▶ **GIVEN REQUEST**:
Scan the material for the word "行政运行", and copy each line where it shows up.

▶ **MATERIAL PROVIDED**:
§
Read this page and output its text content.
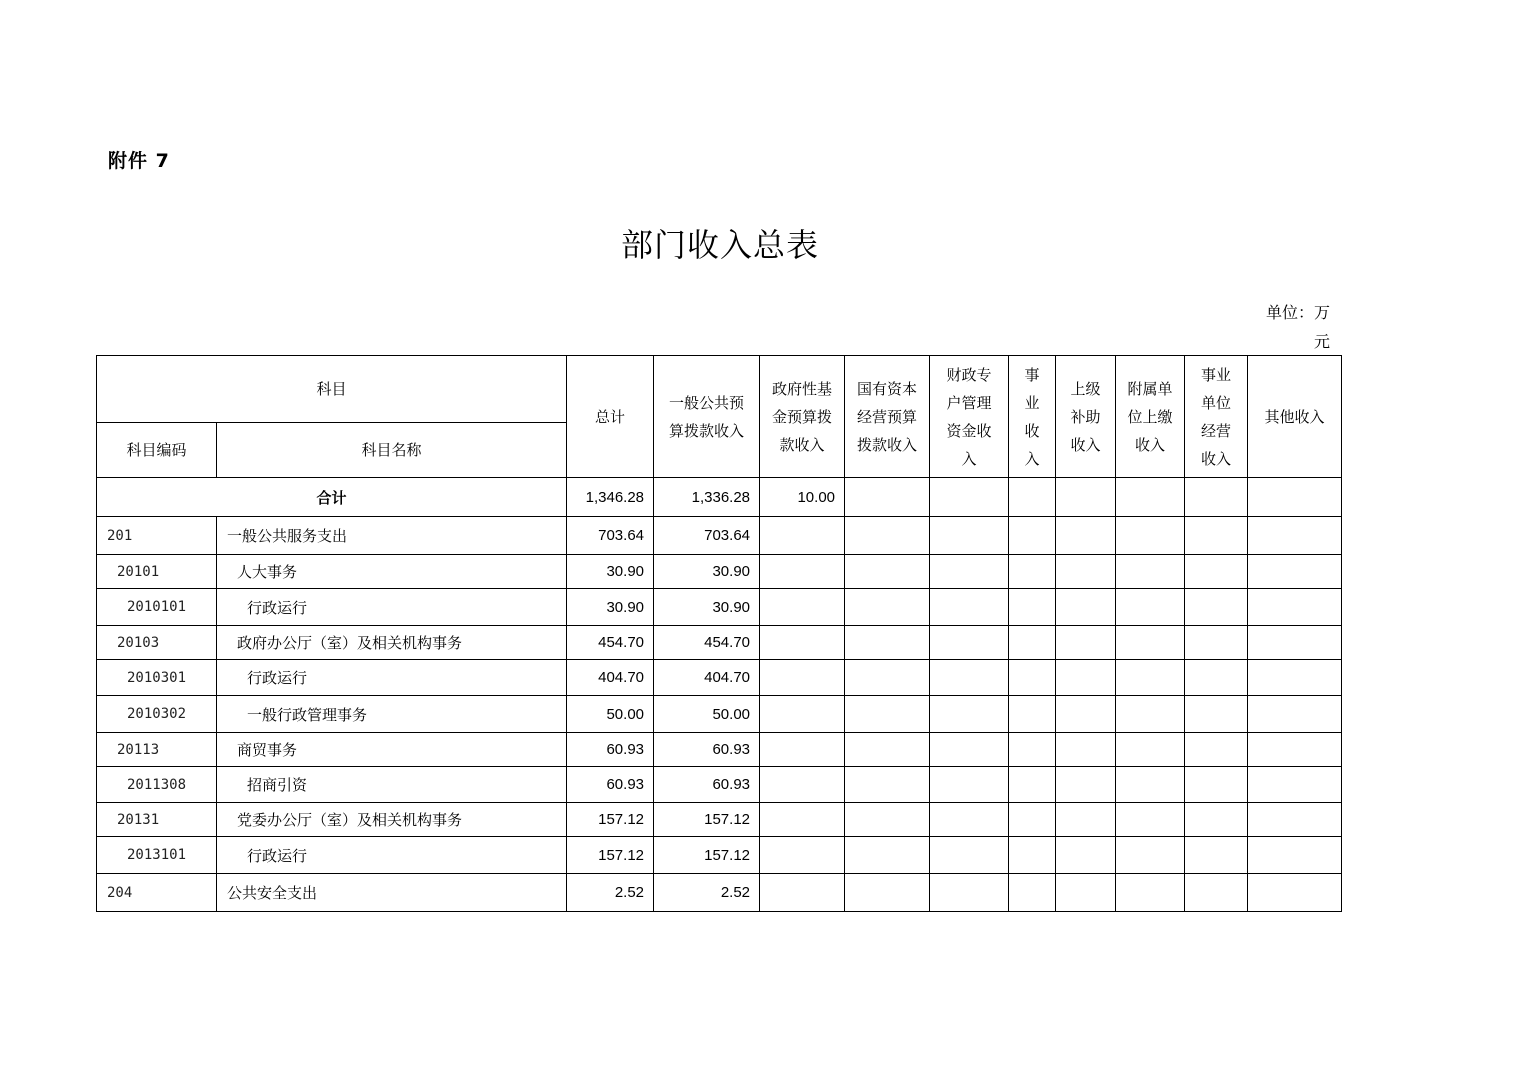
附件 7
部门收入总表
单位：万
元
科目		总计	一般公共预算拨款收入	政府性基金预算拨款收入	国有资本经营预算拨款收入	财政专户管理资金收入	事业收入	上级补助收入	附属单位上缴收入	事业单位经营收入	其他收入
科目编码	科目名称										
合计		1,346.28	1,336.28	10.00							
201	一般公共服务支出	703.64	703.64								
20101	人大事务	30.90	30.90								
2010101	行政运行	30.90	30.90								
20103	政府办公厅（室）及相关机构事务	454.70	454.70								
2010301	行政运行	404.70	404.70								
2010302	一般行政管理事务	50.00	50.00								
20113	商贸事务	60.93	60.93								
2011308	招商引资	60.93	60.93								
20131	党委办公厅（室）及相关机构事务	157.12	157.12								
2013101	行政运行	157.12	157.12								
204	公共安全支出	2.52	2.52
§
▶ **THE OUTPUT**:
2010101	行政运行	30.90	30.90								
2010301	行政运行	404.70	404.70								
2013101	行政运行	157.12	157.12								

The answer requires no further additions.